▶ _Exercise description_
Omit all images. Transcribe the rest of the material below exactly.

▶ _Dataset content_
******
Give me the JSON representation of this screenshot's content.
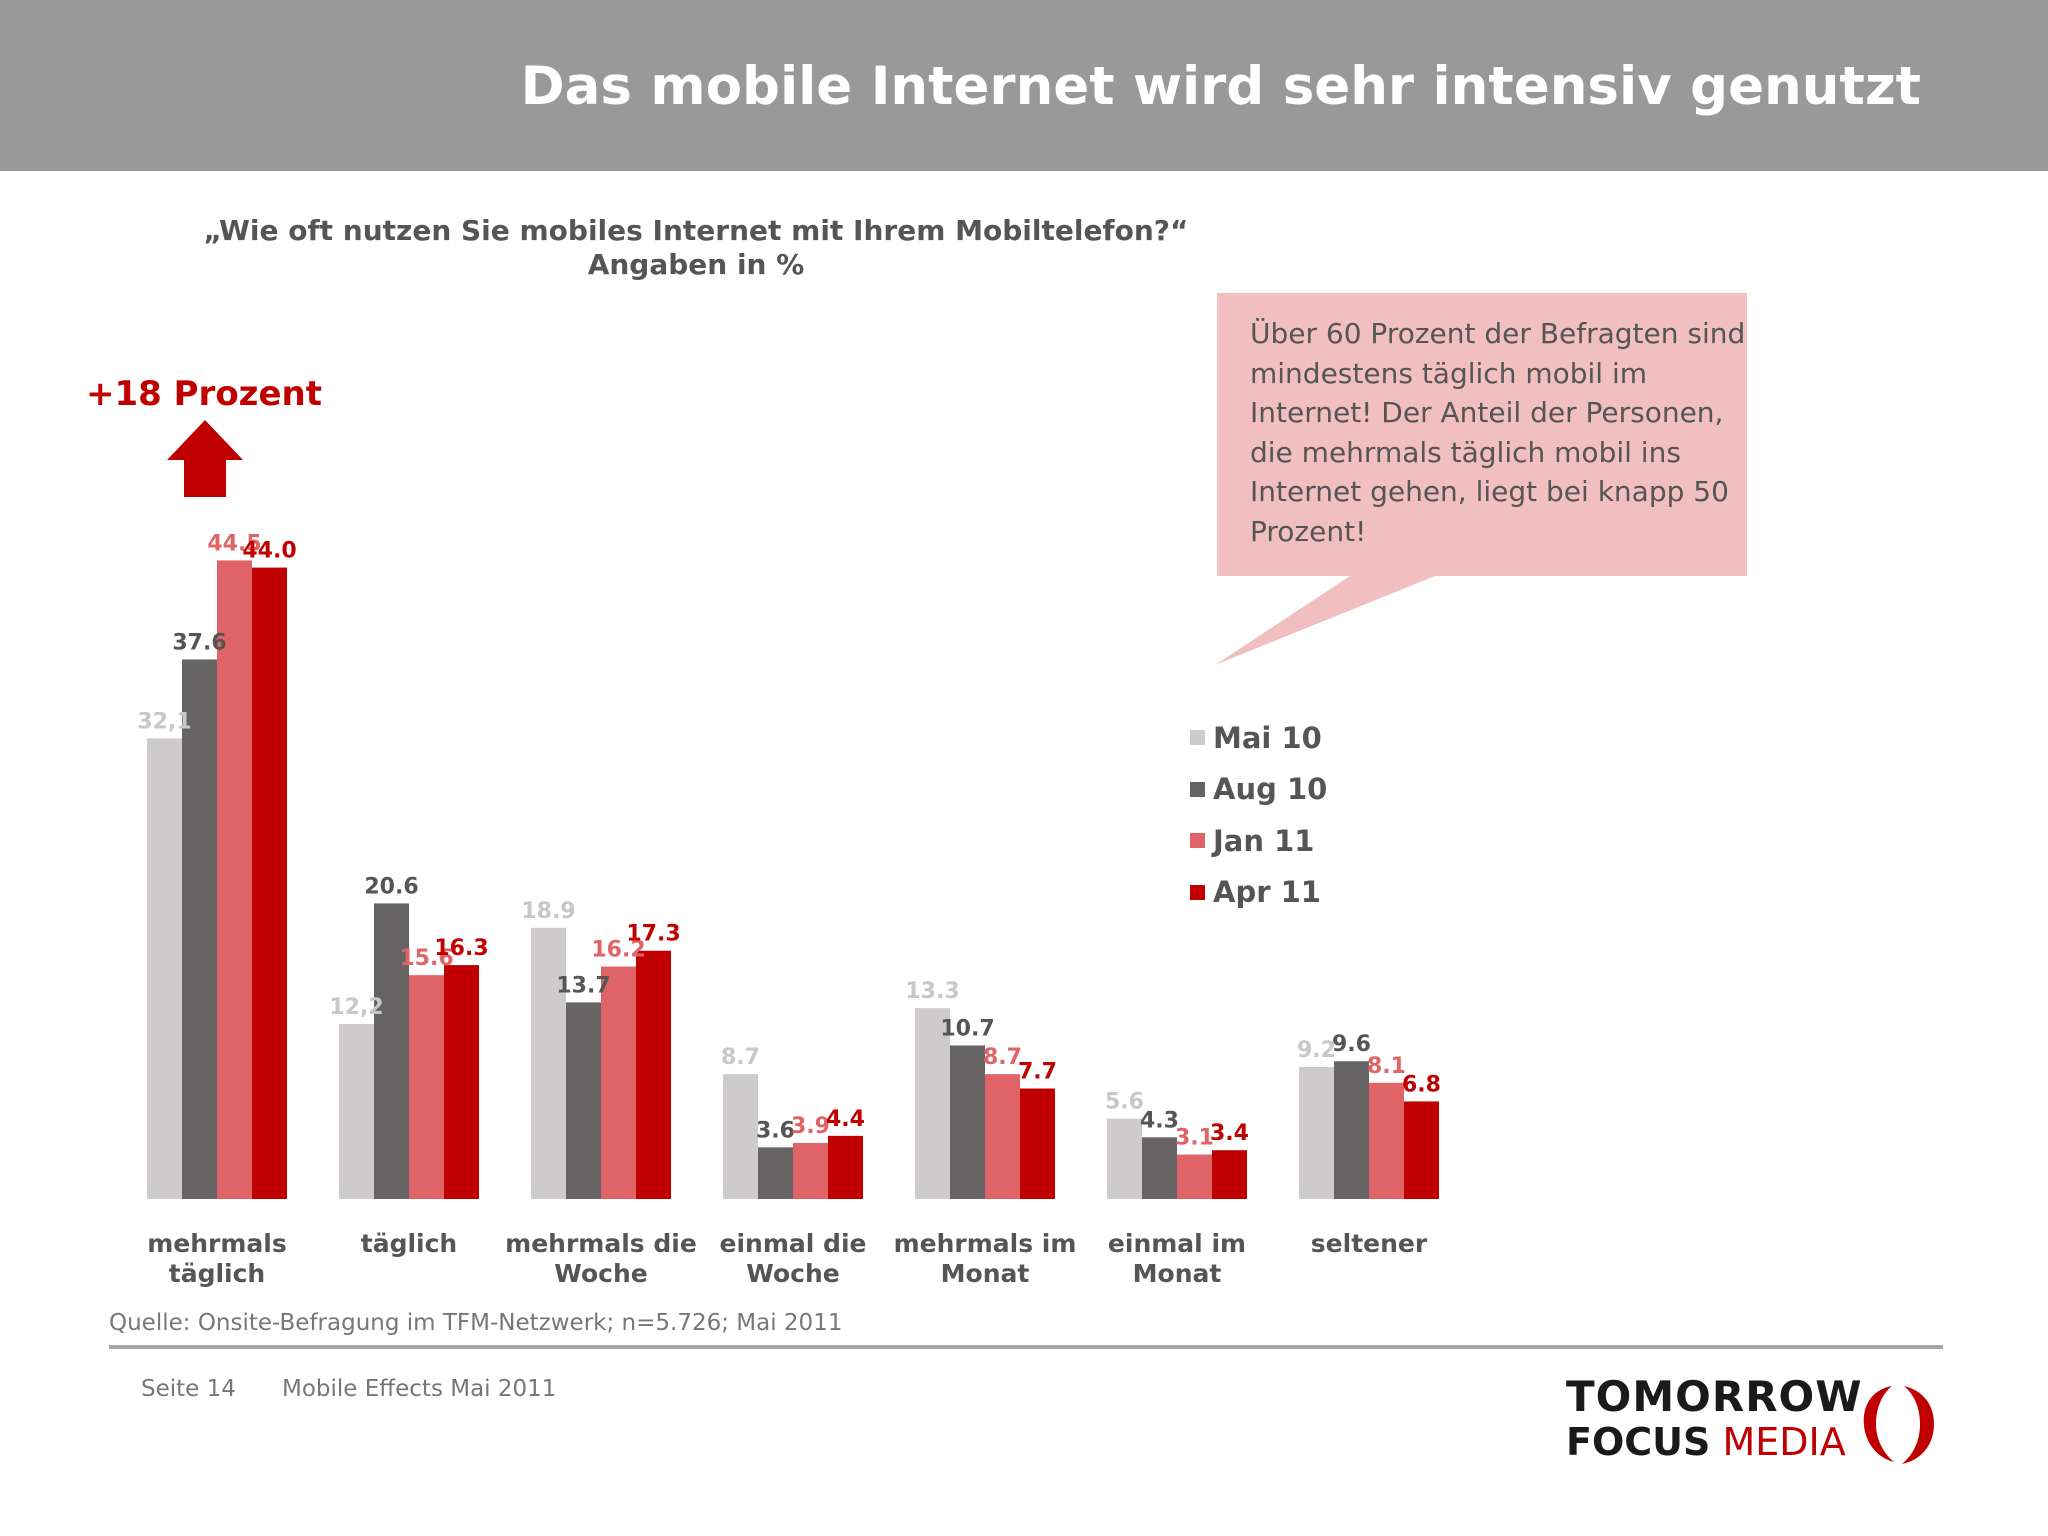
{
  "header": {
    "title": "Das mobile Internet wird sehr intensiv genutzt"
  },
  "question": "„Wie oft nutzen Sie mobiles Internet mit Ihrem Mobiltelefon?“",
  "subtitle": "Angaben in %",
  "growth": {
    "label": "+18 Prozent",
    "icon": "arrow-up-icon",
    "color": "#c00000"
  },
  "callout": {
    "text": "Über 60 Prozent der Befragten sind mindestens täglich mobil im Internet! Der Anteil der Personen, die mehrmals täglich mobil ins Internet gehen, liegt bei knapp 50 Prozent!",
    "background": "#f2bfc0"
  },
  "chart_data": {
    "type": "bar",
    "categories": [
      [
        "mehrmals",
        "täglich"
      ],
      [
        "täglich"
      ],
      [
        "mehrmals die",
        "Woche"
      ],
      [
        "einmal die",
        "Woche"
      ],
      [
        "mehrmals im",
        "Monat"
      ],
      [
        "einmal im",
        "Monat"
      ],
      [
        "seltener"
      ]
    ],
    "series": [
      {
        "name": "Mai 10",
        "color": "#cdcbcc",
        "values": [
          32.1,
          12.2,
          18.9,
          8.7,
          13.3,
          5.6,
          9.2
        ],
        "labels": [
          "32,1",
          "12,2",
          "18.9",
          "8.7",
          "13.3",
          "5.6",
          "9.2"
        ]
      },
      {
        "name": "Aug 10",
        "color": "#666465",
        "values": [
          37.6,
          20.6,
          13.7,
          3.6,
          10.7,
          4.3,
          9.6
        ],
        "labels": [
          "37.6",
          "20.6",
          "13.7",
          "3.6",
          "10.7",
          "4.3",
          "9.6"
        ]
      },
      {
        "name": "Jan 11",
        "color": "#e06467",
        "values": [
          44.5,
          15.6,
          16.2,
          3.9,
          8.7,
          3.1,
          8.1
        ],
        "labels": [
          "44.5",
          "15.6",
          "16.2",
          "3.9",
          "8.7",
          "3.1",
          "8.1"
        ]
      },
      {
        "name": "Apr 11",
        "color": "#c00000",
        "values": [
          44.0,
          16.3,
          17.3,
          4.4,
          7.7,
          3.4,
          6.8
        ],
        "labels": [
          "44.0",
          "16.3",
          "17.3",
          "4.4",
          "7.7",
          "3.4",
          "6.8"
        ]
      }
    ],
    "label_colors": [
      "#c9c7c8",
      "#555555",
      "#e06467",
      "#c00000"
    ],
    "ylim": [
      0,
      50
    ],
    "grid": false,
    "legend_position": "right"
  },
  "source": "Quelle: Onsite-Befragung im TFM-Netzwerk; n=5.726; Mai 2011",
  "footer": {
    "page": "Seite 14",
    "document": "Mobile Effects Mai 2011"
  },
  "logo": {
    "line1": "TOMORROW",
    "focus": "FOCUS",
    "media": "MEDIA"
  }
}
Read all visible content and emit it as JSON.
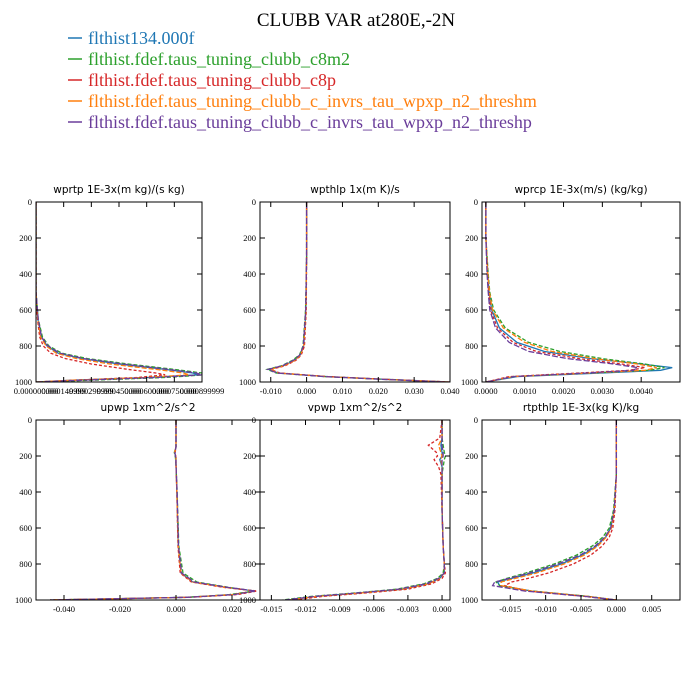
******
▶ _Answer to this exercise_
Give me the JSON representation of this screenshot's content.
{
  "header": {
    "title": "Das mobile Internet wird sehr intensiv genutzt"
  },
  "question": "„Wie oft nutzen Sie mobiles Internet mit Ihrem Mobiltelefon?“",
  "subtitle": "Angaben in %",
  "growth": {
    "label": "+18 Prozent",
    "icon": "arrow-up-icon",
    "color": "#c00000"
  },
  "callout": {
    "text": "Über 60 Prozent der Befragten sind mindestens täglich mobil im Internet! Der Anteil der Personen, die mehrmals täglich mobil ins Internet gehen, liegt bei knapp 50 Prozent!",
    "background": "#f2bfc0"
  },
  "chart_data": {
    "type": "bar",
    "categories": [
      [
        "mehrmals",
        "täglich"
      ],
      [
        "täglich"
      ],
      [
        "mehrmals die",
        "Woche"
      ],
      [
        "einmal die",
        "Woche"
      ],
      [
        "mehrmals im",
        "Monat"
      ],
      [
        "einmal im",
        "Monat"
      ],
      [
        "seltener"
      ]
    ],
    "series": [
      {
        "name": "Mai 10",
        "color": "#cdcbcc",
        "values": [
          32.1,
          12.2,
          18.9,
          8.7,
          13.3,
          5.6,
          9.2
        ],
        "labels": [
          "32,1",
          "12,2",
          "18.9",
          "8.7",
          "13.3",
          "5.6",
          "9.2"
        ]
      },
      {
        "name": "Aug 10",
        "color": "#666465",
        "values": [
          37.6,
          20.6,
          13.7,
          3.6,
          10.7,
          4.3,
          9.6
        ],
        "labels": [
          "37.6",
          "20.6",
          "13.7",
          "3.6",
          "10.7",
          "4.3",
          "9.6"
        ]
      },
      {
        "name": "Jan 11",
        "color": "#e06467",
        "values": [
          44.5,
          15.6,
          16.2,
          3.9,
          8.7,
          3.1,
          8.1
        ],
        "labels": [
          "44.5",
          "15.6",
          "16.2",
          "3.9",
          "8.7",
          "3.1",
          "8.1"
        ]
      },
      {
        "name": "Apr 11",
        "color": "#c00000",
        "values": [
          44.0,
          16.3,
          17.3,
          4.4,
          7.7,
          3.4,
          6.8
        ],
        "labels": [
          "44.0",
          "16.3",
          "17.3",
          "4.4",
          "7.7",
          "3.4",
          "6.8"
        ]
      }
    ],
    "label_colors": [
      "#c9c7c8",
      "#555555",
      "#e06467",
      "#c00000"
    ],
    "ylim": [
      0,
      50
    ],
    "grid": false,
    "legend_position": "right"
  },
  "source": "Quelle: Onsite-Befragung im TFM-Netzwerk; n=5.726; Mai 2011",
  "footer": {
    "page": "Seite 14",
    "document": "Mobile Effects Mai 2011"
  },
  "logo": {
    "line1": "TOMORROW",
    "focus": "FOCUS",
    "media": "MEDIA"
  }
}
Read all visible content and emit it as JSON.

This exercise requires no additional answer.